## start

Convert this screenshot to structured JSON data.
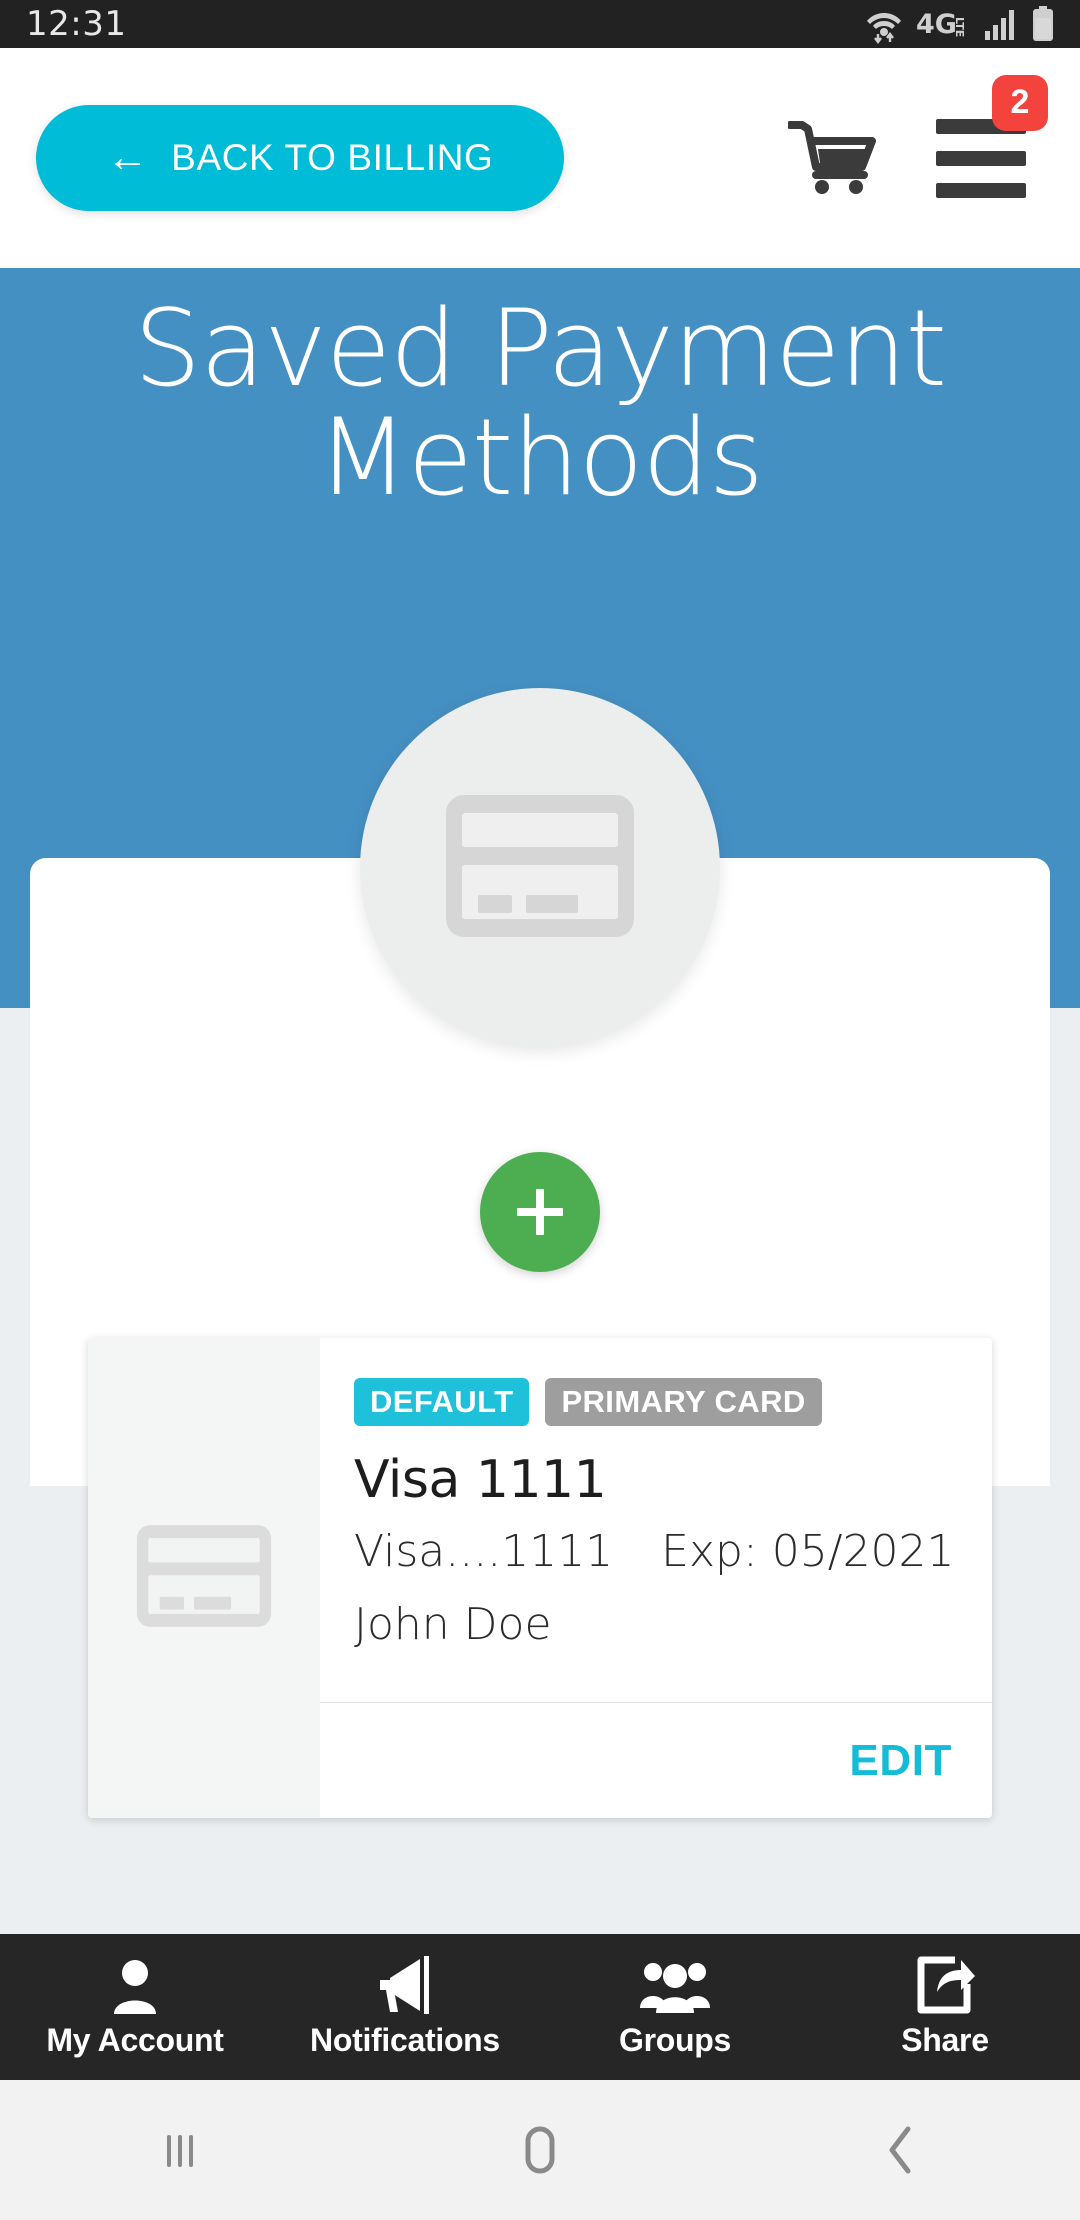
{
  "status_bar": {
    "time": "12:31",
    "icons": [
      "wifi-icon",
      "4glte-icon",
      "signal-icon",
      "battery-icon"
    ],
    "network_label": "4G",
    "network_sub": "LTE",
    "background": "#222222"
  },
  "topbar": {
    "back_label": "BACK TO BILLING",
    "back_arrow": "←",
    "cart_icon": "cart-icon",
    "menu_icon": "hamburger-icon",
    "badge_count": "2",
    "badge_color": "#f4433c",
    "button_color": "#00bcd6"
  },
  "hero": {
    "title": "Saved Payment Methods",
    "background": "#4590c3",
    "avatar_icon": "credit-card-icon"
  },
  "actions": {
    "add_label": "+",
    "add_color": "#4cae50"
  },
  "payment_methods": [
    {
      "thumb_icon": "credit-card-icon",
      "badges": [
        {
          "label": "DEFAULT",
          "color": "#1fc0da"
        },
        {
          "label": "PRIMARY CARD",
          "color": "#9e9e9e"
        }
      ],
      "title": "Visa 1111",
      "masked_number": "Visa....1111",
      "expiry": "Exp: 05/2021",
      "holder": "John Doe",
      "edit_label": "EDIT",
      "edit_color": "#15bcd8"
    }
  ],
  "bottom_nav": {
    "items": [
      {
        "label": "My Account",
        "icon": "person-icon"
      },
      {
        "label": "Notifications",
        "icon": "megaphone-icon"
      },
      {
        "label": "Groups",
        "icon": "people-icon"
      },
      {
        "label": "Share",
        "icon": "share-icon"
      }
    ],
    "background": "#262626"
  },
  "system_nav": {
    "recents": "recents-icon",
    "home": "home-icon",
    "back": "back-icon",
    "background": "#f2f2f2"
  }
}
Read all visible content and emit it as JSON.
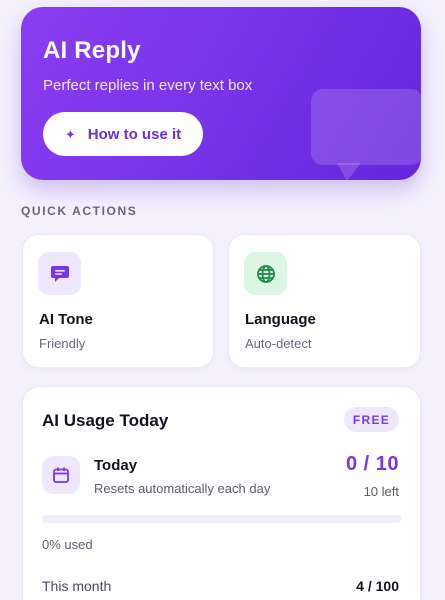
{
  "hero": {
    "title": "AI Reply",
    "subtitle": "Perfect replies in every text box",
    "button_label": "How to use it",
    "button_icon": "sparkle-icon",
    "accent_color": "#7a35ea"
  },
  "quick_actions": {
    "section_label": "QUICK ACTIONS",
    "items": [
      {
        "title": "AI Tone",
        "value": "Friendly",
        "icon": "chat-bubble-icon",
        "icon_color": "#7a35e6"
      },
      {
        "title": "Language",
        "value": "Auto-detect",
        "icon": "globe-icon",
        "icon_color": "#1f8a48"
      }
    ]
  },
  "usage": {
    "title": "AI Usage Today",
    "plan_badge": "FREE",
    "period_label": "Today",
    "period_sub": "Resets automatically each day",
    "count_display": "0 / 10",
    "remaining_text": "10 left",
    "progress_fraction": 0,
    "percent_used_text": "0% used",
    "month_label": "This month",
    "month_value": "4 / 100"
  }
}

## end

The problem: Reproduce the entries above exactly. Do not include the images.

Result of this exercise:
Convert this screenshot to structured JSON data.
{
  "status_bar": {
    "time": "12:31",
    "icons": [
      "wifi-icon",
      "4glte-icon",
      "signal-icon",
      "battery-icon"
    ],
    "network_label": "4G",
    "network_sub": "LTE",
    "background": "#222222"
  },
  "topbar": {
    "back_label": "BACK TO BILLING",
    "back_arrow": "←",
    "cart_icon": "cart-icon",
    "menu_icon": "hamburger-icon",
    "badge_count": "2",
    "badge_color": "#f4433c",
    "button_color": "#00bcd6"
  },
  "hero": {
    "title": "Saved Payment Methods",
    "background": "#4590c3",
    "avatar_icon": "credit-card-icon"
  },
  "actions": {
    "add_label": "+",
    "add_color": "#4cae50"
  },
  "payment_methods": [
    {
      "thumb_icon": "credit-card-icon",
      "badges": [
        {
          "label": "DEFAULT",
          "color": "#1fc0da"
        },
        {
          "label": "PRIMARY CARD",
          "color": "#9e9e9e"
        }
      ],
      "title": "Visa 1111",
      "masked_number": "Visa....1111",
      "expiry": "Exp: 05/2021",
      "holder": "John Doe",
      "edit_label": "EDIT",
      "edit_color": "#15bcd8"
    }
  ],
  "bottom_nav": {
    "items": [
      {
        "label": "My Account",
        "icon": "person-icon"
      },
      {
        "label": "Notifications",
        "icon": "megaphone-icon"
      },
      {
        "label": "Groups",
        "icon": "people-icon"
      },
      {
        "label": "Share",
        "icon": "share-icon"
      }
    ],
    "background": "#262626"
  },
  "system_nav": {
    "recents": "recents-icon",
    "home": "home-icon",
    "back": "back-icon",
    "background": "#f2f2f2"
  }
}
Read all visible content and emit it as JSON.
{
  "hero": {
    "title": "AI Reply",
    "subtitle": "Perfect replies in every text box",
    "button_label": "How to use it",
    "button_icon": "sparkle-icon",
    "accent_color": "#7a35ea"
  },
  "quick_actions": {
    "section_label": "QUICK ACTIONS",
    "items": [
      {
        "title": "AI Tone",
        "value": "Friendly",
        "icon": "chat-bubble-icon",
        "icon_color": "#7a35e6"
      },
      {
        "title": "Language",
        "value": "Auto-detect",
        "icon": "globe-icon",
        "icon_color": "#1f8a48"
      }
    ]
  },
  "usage": {
    "title": "AI Usage Today",
    "plan_badge": "FREE",
    "period_label": "Today",
    "period_sub": "Resets automatically each day",
    "count_display": "0 / 10",
    "remaining_text": "10 left",
    "progress_fraction": 0,
    "percent_used_text": "0% used",
    "month_label": "This month",
    "month_value": "4 / 100"
  }
}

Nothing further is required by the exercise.